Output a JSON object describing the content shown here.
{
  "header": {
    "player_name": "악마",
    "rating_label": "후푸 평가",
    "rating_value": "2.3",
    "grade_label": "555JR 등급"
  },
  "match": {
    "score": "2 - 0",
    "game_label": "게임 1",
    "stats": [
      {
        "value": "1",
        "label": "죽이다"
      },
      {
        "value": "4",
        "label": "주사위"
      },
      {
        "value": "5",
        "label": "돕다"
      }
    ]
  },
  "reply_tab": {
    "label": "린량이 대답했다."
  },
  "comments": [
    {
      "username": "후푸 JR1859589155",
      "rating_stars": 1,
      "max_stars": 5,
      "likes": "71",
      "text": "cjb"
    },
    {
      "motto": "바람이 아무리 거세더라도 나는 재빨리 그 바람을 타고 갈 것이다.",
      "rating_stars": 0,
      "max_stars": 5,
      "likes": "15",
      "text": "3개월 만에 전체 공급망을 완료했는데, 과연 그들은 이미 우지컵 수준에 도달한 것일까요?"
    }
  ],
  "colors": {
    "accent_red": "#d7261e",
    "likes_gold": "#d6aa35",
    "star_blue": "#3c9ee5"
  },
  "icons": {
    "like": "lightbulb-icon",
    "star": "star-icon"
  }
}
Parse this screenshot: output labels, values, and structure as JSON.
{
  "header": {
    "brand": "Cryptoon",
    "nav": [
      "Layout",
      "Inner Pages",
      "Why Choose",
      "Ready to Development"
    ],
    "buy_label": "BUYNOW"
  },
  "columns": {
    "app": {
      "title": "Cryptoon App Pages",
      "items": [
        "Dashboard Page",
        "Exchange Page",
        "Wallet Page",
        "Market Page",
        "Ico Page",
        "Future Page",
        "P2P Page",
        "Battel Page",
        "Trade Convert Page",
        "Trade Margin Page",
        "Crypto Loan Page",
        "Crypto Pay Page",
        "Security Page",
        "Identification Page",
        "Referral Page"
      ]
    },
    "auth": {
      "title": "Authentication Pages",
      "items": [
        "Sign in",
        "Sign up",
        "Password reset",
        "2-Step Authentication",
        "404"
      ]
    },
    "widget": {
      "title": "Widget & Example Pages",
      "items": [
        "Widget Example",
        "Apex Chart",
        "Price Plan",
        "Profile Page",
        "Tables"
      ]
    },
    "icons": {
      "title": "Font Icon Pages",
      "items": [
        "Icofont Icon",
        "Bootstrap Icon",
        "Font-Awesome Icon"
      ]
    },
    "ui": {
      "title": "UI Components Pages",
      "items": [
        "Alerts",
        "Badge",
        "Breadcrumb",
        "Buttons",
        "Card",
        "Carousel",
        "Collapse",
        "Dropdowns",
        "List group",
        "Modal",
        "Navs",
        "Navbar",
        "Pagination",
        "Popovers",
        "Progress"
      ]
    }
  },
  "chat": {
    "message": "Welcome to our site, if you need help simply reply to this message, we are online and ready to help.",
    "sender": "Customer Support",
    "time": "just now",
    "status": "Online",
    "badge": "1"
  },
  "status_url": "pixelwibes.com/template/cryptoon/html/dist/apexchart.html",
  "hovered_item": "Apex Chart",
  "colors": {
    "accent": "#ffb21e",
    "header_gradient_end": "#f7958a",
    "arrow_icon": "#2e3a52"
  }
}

# # # # # # #

Copy whichever lines in the listing above contain the word "this".

__SOLUTION BELOW__
Parse this screenshot: output labels, values, and structure as JSON.
    "message": "Welcome to our site, if you need help simply reply to this message, we are online and ready to help.",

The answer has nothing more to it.